» **Written tasks**
A. Using the profile of Bill Reid, answer each question below, one per line and marked like the question.
(i) Where did Reid move the festival in its second year?
(ii) What is the name of the company Reid runs with his wife, and where is it based?
(iii) How did Reid first get into the music?
B. Decide whether each statement below agrees with the profile of Bill Reid. Answer yes or no, and quote the words from the profile that decide it.
(i) The first festival was held in a room off the turnpike.
(ii) Reid's favorite event is one of those he has organized in Lancaster.
(iii) The government closed the Warminster airbase to cut costs.
C. Reproduce the part of the profile of Bill Reid from "Reid said he" up to and including "needed more entertainment.".

Bill Reid:
bringing the music together


When Bill Reid first started organizing Celtic music festivals, he worried he might get a bad reputation.

"We held the first one in a great room off the turnpike," he recalled. "It snowed like the blazes. We had this one big room. We filled it with vendors and had just the one stage. ... The next week, they knocked the place down."

The next year, he moved the event to a hanger in Warminster. A few months later, the airbase was closed by the government in a cost-cutting move.

"Then I went over to the Valley Forge Convention Center and said, 'This is what we do. We close places.' And we've been there ever since," he said. "It's grown and grown and grown."

Reid and his wife, Karen, run East of the Hebrides Entertainments, based in Plymouth Meeting, Pennsylvania. This weekend (February 2011), they are hosting the 19th annual Mid-Winter Scottish & Irish Music Festival & Fair in King of Prussia.

"The thing of it is, people love the music," he said.

Reid said he got into the music at an early age, via his father's Scottish import business. Reid started attending various Highland games -- and quickly decided they needed more entertainment.

"I thought I could do something with this," he said. "I started bringing a few singers in to set up and perform. Then I put on a few shows of my own and branched out into the Irish world."

Now, he organizes Celtic music events across the country, including a few in recent years in Lancaster. But his favorite event is the Mid-Winter Festival, which always draws the best crowds, he said. "It's just big. It's a lot of fun."

» **Records provided**
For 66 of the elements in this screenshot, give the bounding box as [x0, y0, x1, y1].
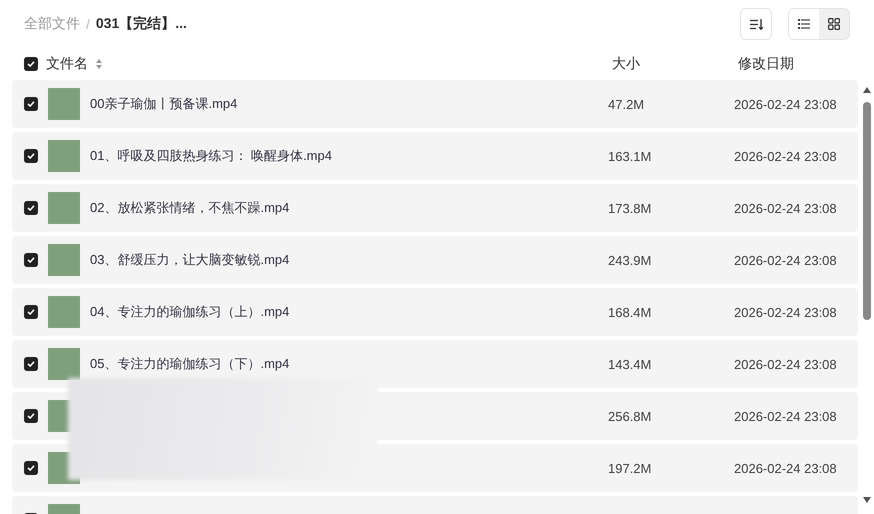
breadcrumb-item[interactable]: 031【完结】... — [96, 15, 187, 33]
checkbox[interactable] — [24, 409, 38, 423]
checkbox[interactable] — [24, 305, 38, 319]
scroll-down-icon[interactable] — [862, 496, 872, 504]
checkbox[interactable] — [24, 357, 38, 371]
file-name: 04、专注力的瑜伽练习（上）.mp4 — [90, 303, 290, 321]
column-header: 大小 — [612, 55, 640, 71]
checkmark-icon — [27, 256, 35, 264]
modified-date: 2026-02-24 23:08 — [734, 96, 837, 112]
file-row[interactable]: 02、放松紧张情绪，不焦不躁.mp4 173.8M 2026-02-24 23:08 — [12, 184, 858, 232]
checkbox[interactable] — [24, 461, 38, 475]
photo-placeholder — [48, 348, 80, 380]
file-row[interactable]: 05、专注力的瑜伽练习（下）.mp4 143.4M 2026-02-24 23:08 — [12, 340, 858, 388]
modified-date: 2026-02-24 23:08 — [734, 148, 837, 164]
grid-icon — [828, 18, 840, 30]
modified-date: 2026-02-24 23:08 — [734, 304, 837, 320]
file-row[interactable]: 01、呼吸及四肢热身练习： 唤醒身体.mp4 163.1M 2026-02-24 23:08 — [12, 132, 858, 180]
checkbox[interactable] — [24, 57, 38, 71]
file-size: 173.8M — [608, 200, 652, 216]
checkmark-icon — [27, 464, 35, 472]
modified-date: 2026-02-24 23:08 — [734, 200, 837, 216]
scrollbar-thumb[interactable] — [863, 102, 871, 320]
sort-button[interactable] — [740, 8, 772, 40]
checkbox[interactable] — [24, 201, 38, 215]
column-header: 修改日期 — [738, 55, 794, 71]
file-size: 47.2M — [608, 96, 644, 112]
checkbox[interactable] — [24, 97, 38, 111]
photo-placeholder — [48, 296, 80, 328]
checkmark-icon — [27, 60, 35, 68]
photo-placeholder — [48, 244, 80, 276]
file-name: 03、舒缓压力，让大脑变敏锐.mp4 — [90, 251, 290, 269]
checkmark-icon — [27, 308, 35, 316]
file-size: 197.2M — [608, 460, 652, 476]
checkbox[interactable] — [24, 149, 38, 163]
file-row[interactable]: 04、专注力的瑜伽练习（上）.mp4 168.4M 2026-02-24 23:08 — [12, 288, 858, 336]
column-header[interactable]: 文件名 — [46, 55, 88, 73]
photo-placeholder — [48, 88, 80, 120]
checkmark-icon — [27, 204, 35, 212]
file-name: 05、专注力的瑜伽练习（下）.mp4 — [90, 355, 290, 373]
file-name: 02、放松紧张情绪，不焦不躁.mp4 — [90, 199, 290, 217]
modified-date: 2026-02-24 23:08 — [734, 460, 837, 476]
checkmark-icon — [27, 152, 35, 160]
checkmark-icon — [27, 100, 35, 108]
sort-icon — [750, 18, 762, 30]
file-row[interactable]: 03、舒缓压力，让大脑变敏锐.mp4 243.9M 2026-02-24 23:08 — [12, 236, 858, 284]
file-name: 00亲子瑜伽丨预备课.mp4 — [90, 95, 238, 113]
file-size: 143.4M — [608, 356, 652, 372]
file-size: 168.4M — [608, 304, 652, 320]
breadcrumb-separator: / — [86, 16, 90, 32]
list-icon — [798, 19, 810, 29]
file-size: 163.1M — [608, 148, 652, 164]
modified-date: 2026-02-24 23:08 — [734, 356, 837, 372]
checkmark-icon — [27, 412, 35, 420]
file-row[interactable]: 00亲子瑜伽丨预备课.mp4 47.2M 2026-02-24 23:08 — [12, 80, 858, 128]
file-name: 01、呼吸及四肢热身练习： 唤醒身体.mp4 — [90, 147, 332, 165]
modified-date: 2026-02-24 23:08 — [734, 252, 837, 268]
scroll-up-icon[interactable] — [862, 86, 872, 94]
checkbox[interactable] — [24, 253, 38, 267]
view-toggle[interactable] — [819, 9, 849, 39]
photo-placeholder — [48, 192, 80, 224]
photo-placeholder — [48, 140, 80, 172]
file-size: 243.9M — [608, 252, 652, 268]
checkmark-icon — [27, 360, 35, 368]
modified-date: 2026-02-24 23:08 — [734, 408, 837, 424]
file-size: 256.8M — [608, 408, 652, 424]
sort-icon[interactable] — [96, 59, 102, 69]
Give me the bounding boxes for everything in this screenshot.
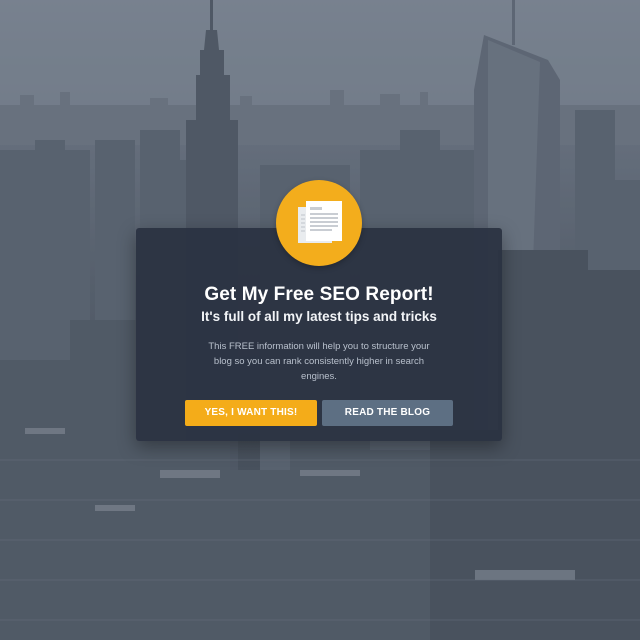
popup-description: This FREE information will help you to s…: [208, 341, 430, 382]
document-stack-icon: [298, 201, 342, 243]
report-badge: [276, 180, 362, 266]
yes-i-want-this-button[interactable]: YES, I WANT THIS!: [185, 400, 317, 426]
popup-subtitle: It's full of all my latest tips and tric…: [201, 309, 437, 324]
read-the-blog-button[interactable]: READ THE BLOG: [322, 400, 453, 426]
popup-title: Get My Free SEO Report!: [204, 284, 434, 305]
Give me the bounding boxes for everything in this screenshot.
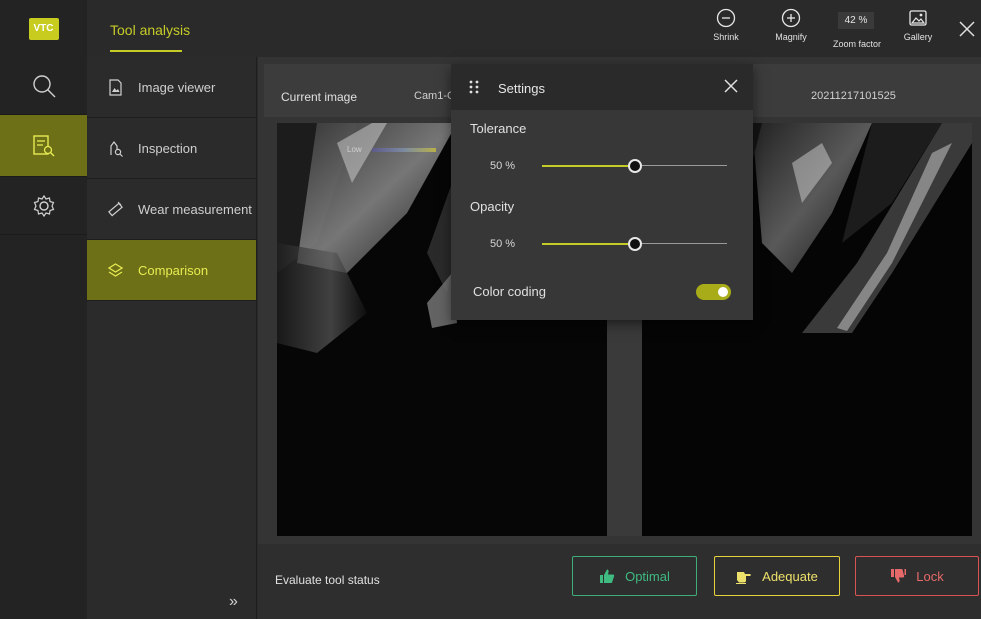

» **Results for the exercise**
A.
(i) To a hanger in Warminster.
(ii) East of the Hebrides Entertainments, based in Plymouth Meeting, Pennsylvania.
(iii) Through his father's Scottish import business.

B.
(i) Yes: "We held the first one in a great room off the turnpike"
(ii) No: "But his favorite event is the Mid-Winter Festival"
(iii) Yes: "the airbase was closed by the government in a cost-cutting move"

C.
Reid said he got into the music at an early age, via his father's Scottish import business. Reid started attending various Highland games -- and quickly decided they needed more entertainment.